DIRECTIONS
Your task is to filter the data below down to the lines holding "Lock".

═══ DATA SECTION ═══

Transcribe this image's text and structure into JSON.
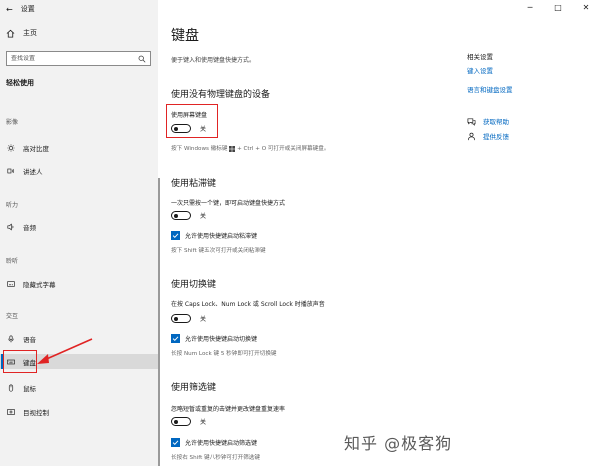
{
  "window": {
    "title": "设置"
  },
  "nav": {
    "home": "主页",
    "search_placeholder": "查找设置",
    "heading": "轻松使用",
    "groups": {
      "vision": "影像",
      "hearing": "听力",
      "interaction": "交互"
    },
    "items": [
      {
        "label": "高对比度",
        "icon": "contrast-icon"
      },
      {
        "label": "讲述人",
        "icon": "narrator-icon"
      },
      {
        "label": "音频",
        "icon": "audio-icon"
      },
      {
        "label": "隐藏式字幕",
        "icon": "caption-icon"
      },
      {
        "label": "语音",
        "icon": "microphone-icon"
      },
      {
        "label": "键盘",
        "icon": "keyboard-icon",
        "selected": true
      },
      {
        "label": "鼠标",
        "icon": "mouse-icon"
      },
      {
        "label": "目视控制",
        "icon": "eye-control-icon"
      }
    ]
  },
  "main": {
    "title": "键盘",
    "description": "便于键入和使用键盘快捷方式。",
    "onscreen": {
      "title": "使用没有物理键盘的设备",
      "label": "使用屏幕键盘",
      "state": "关",
      "hint_before": "按下 Windows 徽标键",
      "hint_after": "+ Ctrl + O 可打开或关闭屏幕键盘。"
    },
    "sticky": {
      "title": "使用粘滞键",
      "label": "一次只需按一个键，即可启动键盘快捷方式",
      "state": "关",
      "checkbox": "允许使用快捷键启动粘滞键",
      "hint": "按下 Shift 键五次可打开或关闭粘滞键"
    },
    "toggle_keys": {
      "title": "使用切换键",
      "label": "在按 Caps Lock、Num Lock 或 Scroll Lock 时播放声音",
      "state": "关",
      "checkbox": "允许使用快捷键启动切换键",
      "hint": "长按 Num Lock 键 5 秒钟即可打开切换键"
    },
    "filter_keys": {
      "title": "使用筛选键",
      "label": "忽略短暂或重复的击键并更改键盘重复速率",
      "state": "关",
      "checkbox": "允许使用快捷键启动筛选键",
      "hint": "长按右 Shift 键八秒钟可打开筛选键"
    }
  },
  "related": {
    "title": "相关设置",
    "links": [
      "键入设置",
      "语言和键盘设置"
    ],
    "help": "获取帮助",
    "feedback": "提供反馈"
  },
  "watermark": "知乎 @极客狗",
  "colors": {
    "accent": "#0067c0",
    "annotation": "#e02424",
    "nav_bg": "#f2f2f2"
  }
}
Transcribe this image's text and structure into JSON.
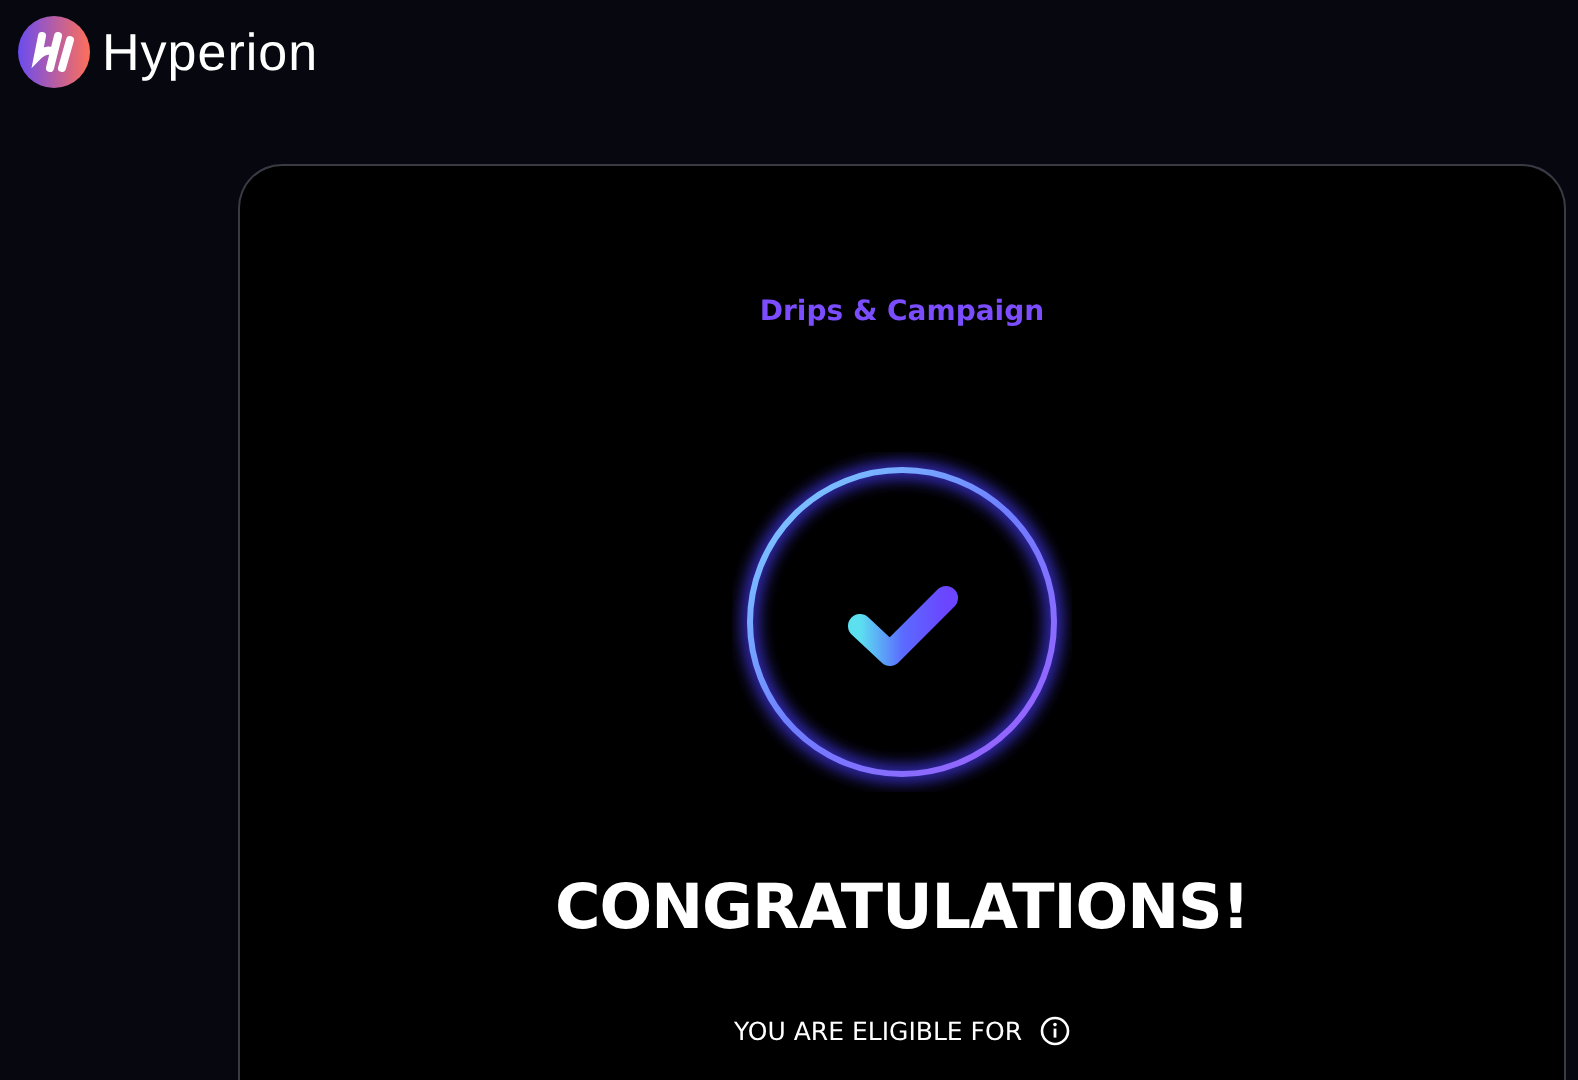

═══

ANSWER TO THIS PROBLEM
      "label": "在按 Caps Lock、Num Lock 或 Scroll Lock 时播放声音",
      "hint": "长按 Num Lock 键 5 秒钟即可打开切换键"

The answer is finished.